### [OBJECTIVE]
Report the number of lines in these entries that contain "code". Write only the number.

···

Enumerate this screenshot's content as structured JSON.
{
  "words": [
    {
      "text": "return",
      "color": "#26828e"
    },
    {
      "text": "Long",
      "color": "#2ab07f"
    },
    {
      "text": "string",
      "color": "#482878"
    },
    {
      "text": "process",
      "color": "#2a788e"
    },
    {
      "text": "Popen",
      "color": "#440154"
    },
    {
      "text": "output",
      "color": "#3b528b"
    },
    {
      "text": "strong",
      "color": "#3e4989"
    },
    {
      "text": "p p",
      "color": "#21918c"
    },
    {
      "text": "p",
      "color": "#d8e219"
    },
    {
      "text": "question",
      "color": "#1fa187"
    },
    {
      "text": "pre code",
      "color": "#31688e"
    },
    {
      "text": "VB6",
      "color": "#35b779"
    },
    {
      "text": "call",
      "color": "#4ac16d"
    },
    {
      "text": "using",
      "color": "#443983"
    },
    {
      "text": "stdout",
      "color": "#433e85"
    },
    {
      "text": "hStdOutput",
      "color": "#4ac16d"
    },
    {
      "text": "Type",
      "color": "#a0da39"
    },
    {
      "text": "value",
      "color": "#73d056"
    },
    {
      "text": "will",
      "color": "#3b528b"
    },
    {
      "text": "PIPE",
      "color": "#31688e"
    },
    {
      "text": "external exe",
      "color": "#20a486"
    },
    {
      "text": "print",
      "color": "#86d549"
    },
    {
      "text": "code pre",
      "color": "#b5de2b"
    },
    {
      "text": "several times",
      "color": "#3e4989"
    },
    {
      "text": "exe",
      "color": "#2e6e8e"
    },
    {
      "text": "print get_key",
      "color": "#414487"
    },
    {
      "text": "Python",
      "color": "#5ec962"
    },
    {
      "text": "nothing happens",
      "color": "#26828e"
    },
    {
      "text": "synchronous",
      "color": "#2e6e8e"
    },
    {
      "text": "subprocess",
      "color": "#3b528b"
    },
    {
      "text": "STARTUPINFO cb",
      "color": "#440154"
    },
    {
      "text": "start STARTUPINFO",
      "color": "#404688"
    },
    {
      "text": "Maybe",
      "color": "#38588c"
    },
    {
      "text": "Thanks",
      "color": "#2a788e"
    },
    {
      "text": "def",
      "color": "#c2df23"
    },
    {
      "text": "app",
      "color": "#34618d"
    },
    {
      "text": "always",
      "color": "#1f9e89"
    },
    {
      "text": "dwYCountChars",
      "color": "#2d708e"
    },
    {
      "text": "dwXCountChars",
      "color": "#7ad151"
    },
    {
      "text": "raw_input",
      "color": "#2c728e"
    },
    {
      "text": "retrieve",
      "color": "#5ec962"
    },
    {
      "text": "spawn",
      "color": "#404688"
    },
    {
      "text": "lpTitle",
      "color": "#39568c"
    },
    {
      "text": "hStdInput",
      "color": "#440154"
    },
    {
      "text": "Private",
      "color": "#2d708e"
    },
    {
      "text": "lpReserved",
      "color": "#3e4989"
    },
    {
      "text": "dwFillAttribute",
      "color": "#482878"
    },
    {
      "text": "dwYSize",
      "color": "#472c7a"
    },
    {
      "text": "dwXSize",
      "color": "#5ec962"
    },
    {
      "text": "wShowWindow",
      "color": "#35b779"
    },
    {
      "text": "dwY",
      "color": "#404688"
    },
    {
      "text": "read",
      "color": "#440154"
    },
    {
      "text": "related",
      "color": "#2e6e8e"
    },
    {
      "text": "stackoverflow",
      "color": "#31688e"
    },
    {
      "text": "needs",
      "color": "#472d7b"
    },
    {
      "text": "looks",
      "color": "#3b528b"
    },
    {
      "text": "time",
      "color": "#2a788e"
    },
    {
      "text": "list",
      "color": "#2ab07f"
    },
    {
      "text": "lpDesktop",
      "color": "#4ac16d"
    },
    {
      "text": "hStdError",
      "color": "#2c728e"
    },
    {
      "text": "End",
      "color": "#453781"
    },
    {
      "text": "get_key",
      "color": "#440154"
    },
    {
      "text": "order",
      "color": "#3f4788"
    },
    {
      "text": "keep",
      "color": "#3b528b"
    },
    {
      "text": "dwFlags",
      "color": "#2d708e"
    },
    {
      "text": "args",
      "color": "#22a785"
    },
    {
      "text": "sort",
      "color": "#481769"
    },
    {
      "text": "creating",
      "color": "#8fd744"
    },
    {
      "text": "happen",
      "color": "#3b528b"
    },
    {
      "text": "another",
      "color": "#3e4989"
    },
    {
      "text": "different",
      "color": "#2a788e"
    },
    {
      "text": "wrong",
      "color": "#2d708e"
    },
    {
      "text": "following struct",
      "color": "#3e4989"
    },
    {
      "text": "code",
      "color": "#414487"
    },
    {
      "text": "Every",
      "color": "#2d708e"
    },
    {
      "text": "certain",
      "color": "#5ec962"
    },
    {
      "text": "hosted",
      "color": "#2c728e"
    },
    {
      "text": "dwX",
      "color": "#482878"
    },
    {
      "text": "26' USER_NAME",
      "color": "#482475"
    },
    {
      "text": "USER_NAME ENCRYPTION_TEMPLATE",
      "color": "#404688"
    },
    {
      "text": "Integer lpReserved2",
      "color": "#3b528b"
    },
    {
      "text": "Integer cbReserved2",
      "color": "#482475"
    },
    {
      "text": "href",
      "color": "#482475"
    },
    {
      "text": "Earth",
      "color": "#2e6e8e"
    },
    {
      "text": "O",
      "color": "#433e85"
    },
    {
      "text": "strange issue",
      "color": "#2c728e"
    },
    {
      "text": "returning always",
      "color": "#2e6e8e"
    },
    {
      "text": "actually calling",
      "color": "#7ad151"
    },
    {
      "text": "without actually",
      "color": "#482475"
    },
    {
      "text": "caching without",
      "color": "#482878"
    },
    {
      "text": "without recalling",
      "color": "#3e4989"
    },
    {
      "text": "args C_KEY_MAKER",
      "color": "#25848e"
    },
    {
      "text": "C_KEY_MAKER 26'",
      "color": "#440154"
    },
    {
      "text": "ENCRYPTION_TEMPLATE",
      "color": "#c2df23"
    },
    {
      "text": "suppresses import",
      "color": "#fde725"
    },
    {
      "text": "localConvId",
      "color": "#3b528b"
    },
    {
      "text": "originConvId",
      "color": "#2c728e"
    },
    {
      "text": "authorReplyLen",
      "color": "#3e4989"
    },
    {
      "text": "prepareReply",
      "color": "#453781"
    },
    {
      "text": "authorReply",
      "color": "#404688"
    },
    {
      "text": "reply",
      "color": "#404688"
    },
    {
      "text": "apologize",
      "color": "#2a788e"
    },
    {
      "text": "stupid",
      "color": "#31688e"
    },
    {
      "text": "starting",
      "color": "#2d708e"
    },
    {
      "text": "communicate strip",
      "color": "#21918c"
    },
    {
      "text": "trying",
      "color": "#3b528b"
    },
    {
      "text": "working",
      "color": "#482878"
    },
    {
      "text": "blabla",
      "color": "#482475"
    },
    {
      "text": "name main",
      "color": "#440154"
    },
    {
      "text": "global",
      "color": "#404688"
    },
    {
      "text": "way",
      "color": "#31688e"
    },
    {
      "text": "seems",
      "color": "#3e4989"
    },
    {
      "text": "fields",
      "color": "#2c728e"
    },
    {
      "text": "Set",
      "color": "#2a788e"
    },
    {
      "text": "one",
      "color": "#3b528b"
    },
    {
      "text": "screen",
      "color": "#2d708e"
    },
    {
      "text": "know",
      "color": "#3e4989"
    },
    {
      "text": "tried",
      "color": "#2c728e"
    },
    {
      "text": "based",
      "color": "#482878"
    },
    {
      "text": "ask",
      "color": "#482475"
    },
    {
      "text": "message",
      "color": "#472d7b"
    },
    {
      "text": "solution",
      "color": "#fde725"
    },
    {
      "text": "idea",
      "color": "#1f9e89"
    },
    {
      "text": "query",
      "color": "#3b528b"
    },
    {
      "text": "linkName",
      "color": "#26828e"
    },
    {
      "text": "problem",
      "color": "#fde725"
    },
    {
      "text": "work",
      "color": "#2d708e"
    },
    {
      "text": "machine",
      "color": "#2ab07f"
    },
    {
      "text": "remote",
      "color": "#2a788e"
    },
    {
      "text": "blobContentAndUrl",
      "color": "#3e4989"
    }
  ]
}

···

### [RESPONSE]
3